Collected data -
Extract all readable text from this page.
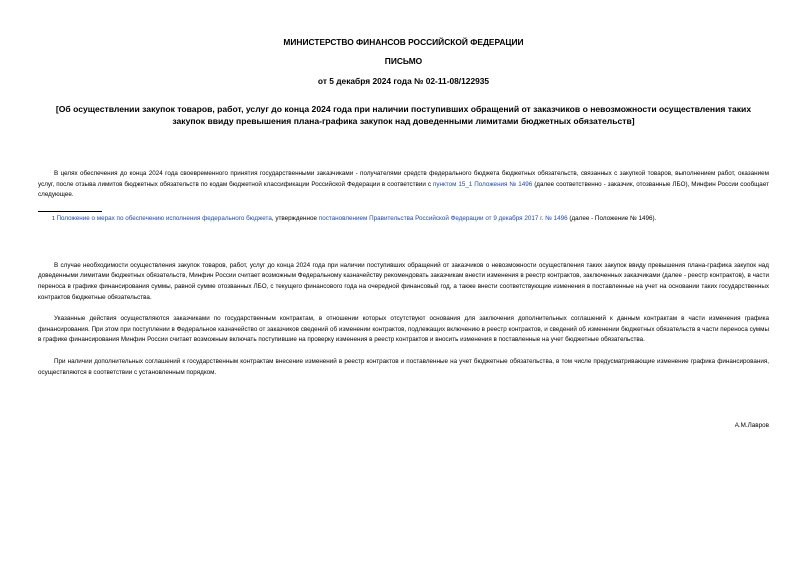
МИНИСТЕРСТВО ФИНАНСОВ РОССИЙСКОЙ ФЕДЕРАЦИИ
ПИСЬМО
от 5 декабря 2024 года № 02-11-08/122935
[Об осуществлении закупок товаров, работ, услуг до конца 2024 года при наличии поступивших обращений от заказчиков о невозможности осуществления таких закупок ввиду превышения плана-графика закупок над доведенными лимитами бюджетных обязательств]

В целях обеспечения до конца 2024 года своевременного принятия государственными заказчиками - получателями средств федерального бюджета бюджетных обязательств, связанных с закупкой товаров, выполнением работ, оказанием услуг, после отзыва лимитов бюджетных обязательств по кодам бюджетной классификации Российской Федерации в соответствии с пунктом 15_1 Положения № 1496 (далее соответственно - заказчик, отозванные ЛБО), Минфин России сообщает следующее.

1 Положение о мерах по обеспечению исполнения федерального бюджета, утвержденное постановлением Правительства Российской Федерации от 9 декабря 2017 г. № 1496 (далее - Положение № 1496).

В случае необходимости осуществления закупок товаров, работ, услуг до конца 2024 года при наличии поступивших обращений от заказчиков о невозможности осуществления таких закупок ввиду превышения плана-графика закупок над доведенными лимитами бюджетных обязательств, Минфин России считает возможным Федеральному казначейству рекомендовать заказчикам внести изменения в реестр контрактов, заключенных заказчиками (далее - реестр контрактов), в части переноса в графике финансирования суммы, равной сумме отозванных ЛБО, с текущего финансового года на очередной финансовый год, а также внести соответствующие изменения в поставленные на учет на основании таких государственных контрактов бюджетные обязательства.

Указанные действия осуществляются заказчиками по государственным контрактам, в отношении которых отсутствуют основания для заключения дополнительных соглашений к данным контрактам в части изменения графика финансирования. При этом при поступлении в Федеральное казначейство от заказчиков сведений об изменении контрактов, подлежащих включению в реестр контрактов, и сведений об изменении бюджетных обязательств в части переноса суммы в графике финансирования Минфин России считает возможным включать поступившие на проверку изменения в реестр контрактов и вносить изменения в поставленные на учет бюджетные обязательства.

При наличии дополнительных соглашений к государственным контрактам внесение изменений в реестр контрактов и поставленные на учет бюджетные обязательства, в том числе предусматривающие изменение графика финансирования, осуществляются в соответствии с установленным порядком.

А.М.Лавров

EXERCISE BRIEF - Write down only how many lines in the listing contain the word "декабря".

THE COMPLETED TASK - 2